(Stored records)
>>>>

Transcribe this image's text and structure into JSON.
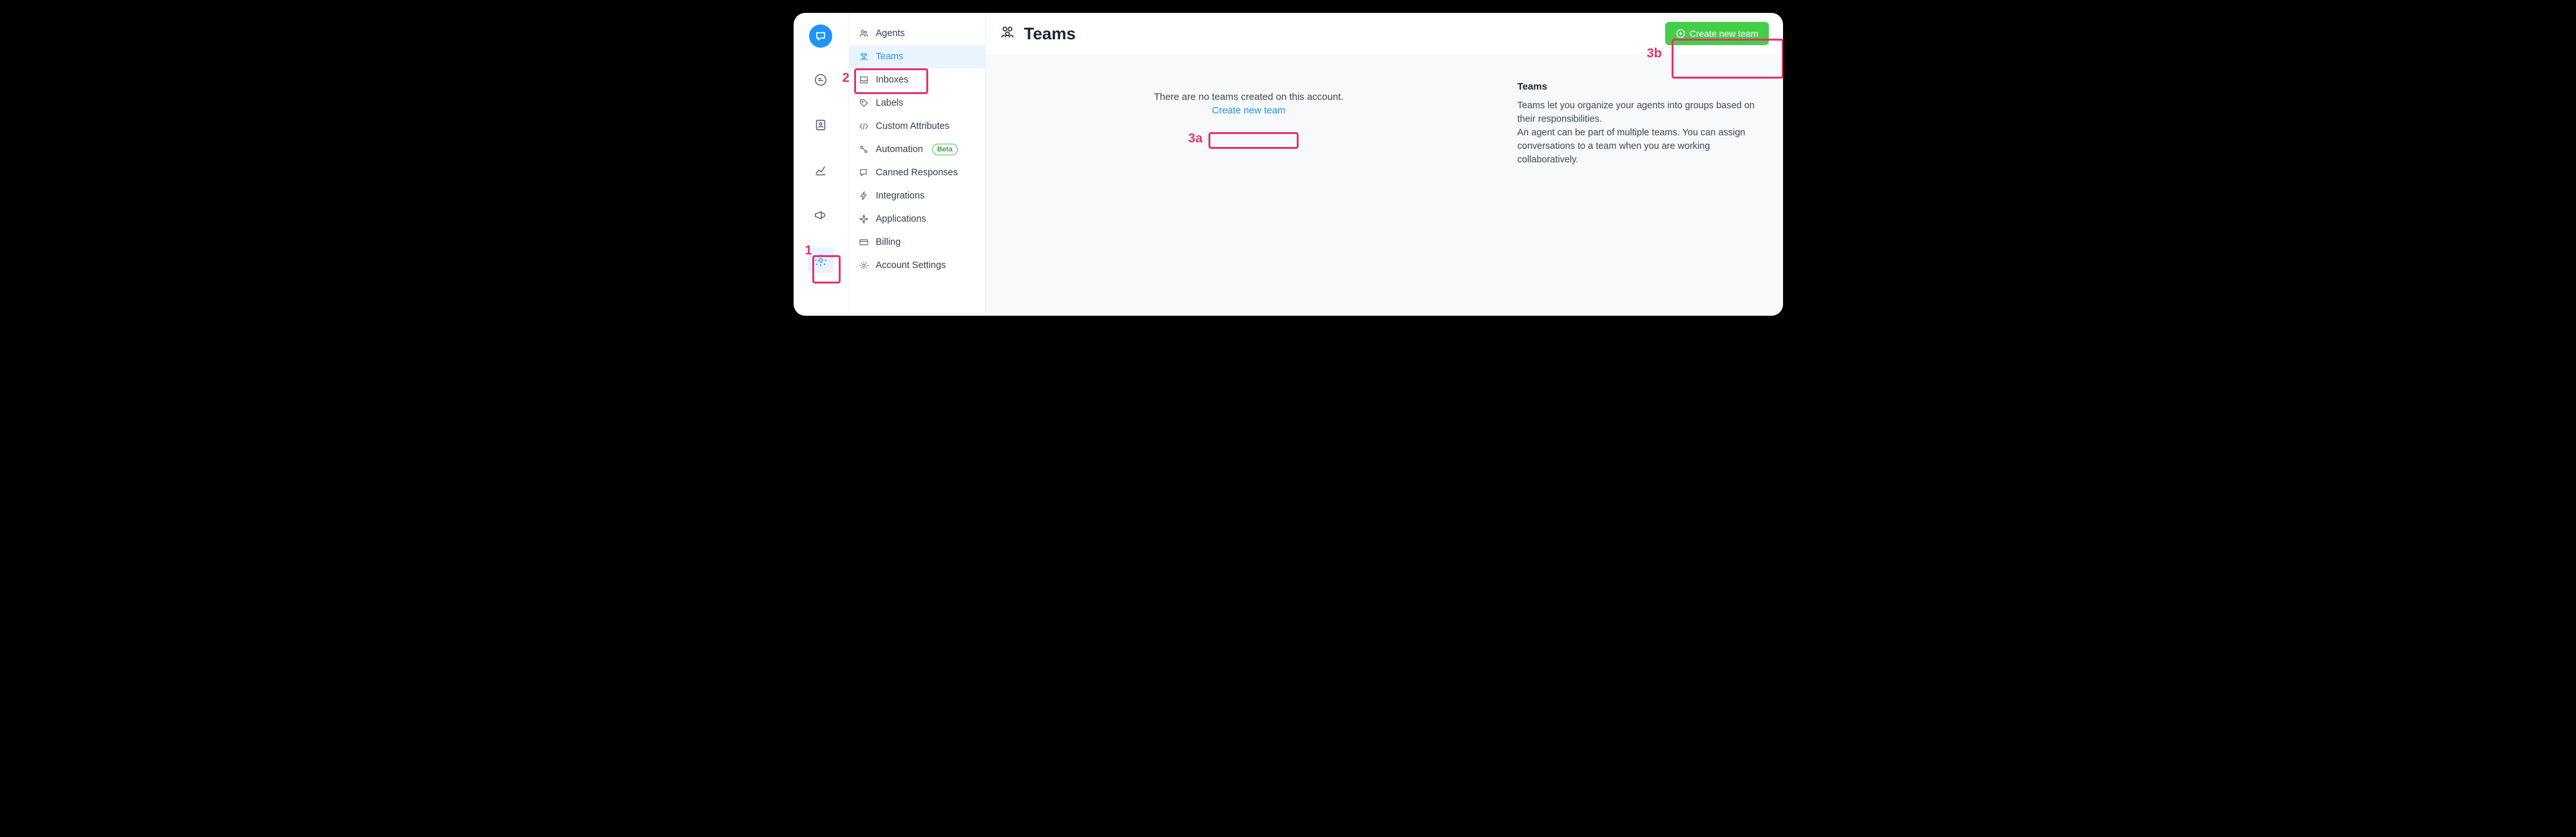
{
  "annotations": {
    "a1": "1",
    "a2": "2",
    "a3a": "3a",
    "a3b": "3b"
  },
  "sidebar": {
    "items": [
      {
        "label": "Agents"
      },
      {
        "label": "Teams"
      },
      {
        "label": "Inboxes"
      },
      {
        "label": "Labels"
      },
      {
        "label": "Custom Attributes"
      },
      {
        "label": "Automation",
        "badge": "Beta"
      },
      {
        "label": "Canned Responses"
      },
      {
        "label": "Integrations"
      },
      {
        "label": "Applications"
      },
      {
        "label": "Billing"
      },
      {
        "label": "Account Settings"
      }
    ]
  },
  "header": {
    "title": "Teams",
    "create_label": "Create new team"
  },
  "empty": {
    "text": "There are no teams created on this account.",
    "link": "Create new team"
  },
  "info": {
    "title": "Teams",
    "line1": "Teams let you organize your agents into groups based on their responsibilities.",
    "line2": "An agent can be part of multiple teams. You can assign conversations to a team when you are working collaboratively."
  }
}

<<<<

Work required :: From the listing, extract all text exactly as given and drop any picture.

Final result ::
Transcribe this image's text and structure into JSON.
{
  "annotations": {
    "a1": "1",
    "a2": "2",
    "a3a": "3a",
    "a3b": "3b"
  },
  "sidebar": {
    "items": [
      {
        "label": "Agents"
      },
      {
        "label": "Teams"
      },
      {
        "label": "Inboxes"
      },
      {
        "label": "Labels"
      },
      {
        "label": "Custom Attributes"
      },
      {
        "label": "Automation",
        "badge": "Beta"
      },
      {
        "label": "Canned Responses"
      },
      {
        "label": "Integrations"
      },
      {
        "label": "Applications"
      },
      {
        "label": "Billing"
      },
      {
        "label": "Account Settings"
      }
    ]
  },
  "header": {
    "title": "Teams",
    "create_label": "Create new team"
  },
  "empty": {
    "text": "There are no teams created on this account.",
    "link": "Create new team"
  },
  "info": {
    "title": "Teams",
    "line1": "Teams let you organize your agents into groups based on their responsibilities.",
    "line2": "An agent can be part of multiple teams. You can assign conversations to a team when you are working collaboratively."
  }
}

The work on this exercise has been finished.